**Goal:** Beneath this sentence is a set of records; write each of them out exactly.

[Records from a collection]
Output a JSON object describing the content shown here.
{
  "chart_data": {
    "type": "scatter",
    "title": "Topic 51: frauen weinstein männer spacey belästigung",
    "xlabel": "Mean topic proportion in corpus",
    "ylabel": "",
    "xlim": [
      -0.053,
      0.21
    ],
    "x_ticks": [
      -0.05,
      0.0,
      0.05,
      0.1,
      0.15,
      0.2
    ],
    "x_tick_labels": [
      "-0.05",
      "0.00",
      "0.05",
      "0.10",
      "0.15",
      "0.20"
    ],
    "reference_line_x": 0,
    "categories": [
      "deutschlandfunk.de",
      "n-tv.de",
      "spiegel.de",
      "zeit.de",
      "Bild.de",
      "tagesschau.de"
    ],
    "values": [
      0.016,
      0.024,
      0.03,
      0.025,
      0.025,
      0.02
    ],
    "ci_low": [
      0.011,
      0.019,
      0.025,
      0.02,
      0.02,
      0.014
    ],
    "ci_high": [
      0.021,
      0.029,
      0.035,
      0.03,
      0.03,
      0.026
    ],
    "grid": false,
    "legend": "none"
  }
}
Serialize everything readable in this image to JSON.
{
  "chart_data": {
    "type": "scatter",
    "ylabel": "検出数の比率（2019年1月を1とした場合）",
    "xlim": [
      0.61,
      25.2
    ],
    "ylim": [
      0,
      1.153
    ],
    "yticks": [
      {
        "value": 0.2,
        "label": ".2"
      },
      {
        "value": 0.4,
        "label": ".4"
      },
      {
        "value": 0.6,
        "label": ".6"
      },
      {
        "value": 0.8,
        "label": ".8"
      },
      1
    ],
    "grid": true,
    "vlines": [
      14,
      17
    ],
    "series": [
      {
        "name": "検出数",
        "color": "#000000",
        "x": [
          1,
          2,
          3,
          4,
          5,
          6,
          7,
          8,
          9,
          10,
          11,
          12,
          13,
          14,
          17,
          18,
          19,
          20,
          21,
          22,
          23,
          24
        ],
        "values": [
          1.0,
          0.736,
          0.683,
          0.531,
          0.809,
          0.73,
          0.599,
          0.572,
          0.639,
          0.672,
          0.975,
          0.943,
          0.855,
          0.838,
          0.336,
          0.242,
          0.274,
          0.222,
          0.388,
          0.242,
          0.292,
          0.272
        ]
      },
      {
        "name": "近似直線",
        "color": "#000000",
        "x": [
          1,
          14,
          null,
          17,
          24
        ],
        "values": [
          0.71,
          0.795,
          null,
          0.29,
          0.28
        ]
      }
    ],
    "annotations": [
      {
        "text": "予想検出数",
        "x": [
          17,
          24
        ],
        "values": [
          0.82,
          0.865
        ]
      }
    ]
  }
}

**The response:**
Output a JSON object describing the content shown here.
{
  "chart_data": {
    "type": "scatter",
    "title": "Topic 51: frauen weinstein männer spacey belästigung",
    "xlabel": "Mean topic proportion in corpus",
    "ylabel": "",
    "xlim": [
      -0.053,
      0.21
    ],
    "x_ticks": [
      -0.05,
      0.0,
      0.05,
      0.1,
      0.15,
      0.2
    ],
    "x_tick_labels": [
      "-0.05",
      "0.00",
      "0.05",
      "0.10",
      "0.15",
      "0.20"
    ],
    "reference_line_x": 0,
    "categories": [
      "deutschlandfunk.de",
      "n-tv.de",
      "spiegel.de",
      "zeit.de",
      "Bild.de",
      "tagesschau.de"
    ],
    "values": [
      0.016,
      0.024,
      0.03,
      0.025,
      0.025,
      0.02
    ],
    "ci_low": [
      0.011,
      0.019,
      0.025,
      0.02,
      0.02,
      0.014
    ],
    "ci_high": [
      0.021,
      0.029,
      0.035,
      0.03,
      0.03,
      0.026
    ],
    "grid": false,
    "legend": "none"
  }
}
Serialize everything readable in this image to JSON.
{
  "chart_data": {
    "type": "scatter",
    "ylabel": "検出数の比率（2019年1月を1とした場合）",
    "xlim": [
      0.61,
      25.2
    ],
    "ylim": [
      0,
      1.153
    ],
    "yticks": [
      {
        "value": 0.2,
        "label": ".2"
      },
      {
        "value": 0.4,
        "label": ".4"
      },
      {
        "value": 0.6,
        "label": ".6"
      },
      {
        "value": 0.8,
        "label": ".8"
      },
      1
    ],
    "grid": true,
    "vlines": [
      14,
      17
    ],
    "series": [
      {
        "name": "検出数",
        "color": "#000000",
        "x": [
          1,
          2,
          3,
          4,
          5,
          6,
          7,
          8,
          9,
          10,
          11,
          12,
          13,
          14,
          17,
          18,
          19,
          20,
          21,
          22,
          23,
          24
        ],
        "values": [
          1.0,
          0.736,
          0.683,
          0.531,
          0.809,
          0.73,
          0.599,
          0.572,
          0.639,
          0.672,
          0.975,
          0.943,
          0.855,
          0.838,
          0.336,
          0.242,
          0.274,
          0.222,
          0.388,
          0.242,
          0.292,
          0.272
        ]
      },
      {
        "name": "近似直線",
        "color": "#000000",
        "x": [
          1,
          14,
          null,
          17,
          24
        ],
        "values": [
          0.71,
          0.795,
          null,
          0.29,
          0.28
        ]
      }
    ],
    "annotations": [
      {
        "text": "予想検出数",
        "x": [
          17,
          24
        ],
        "values": [
          0.82,
          0.865
        ]
      }
    ]
  }
}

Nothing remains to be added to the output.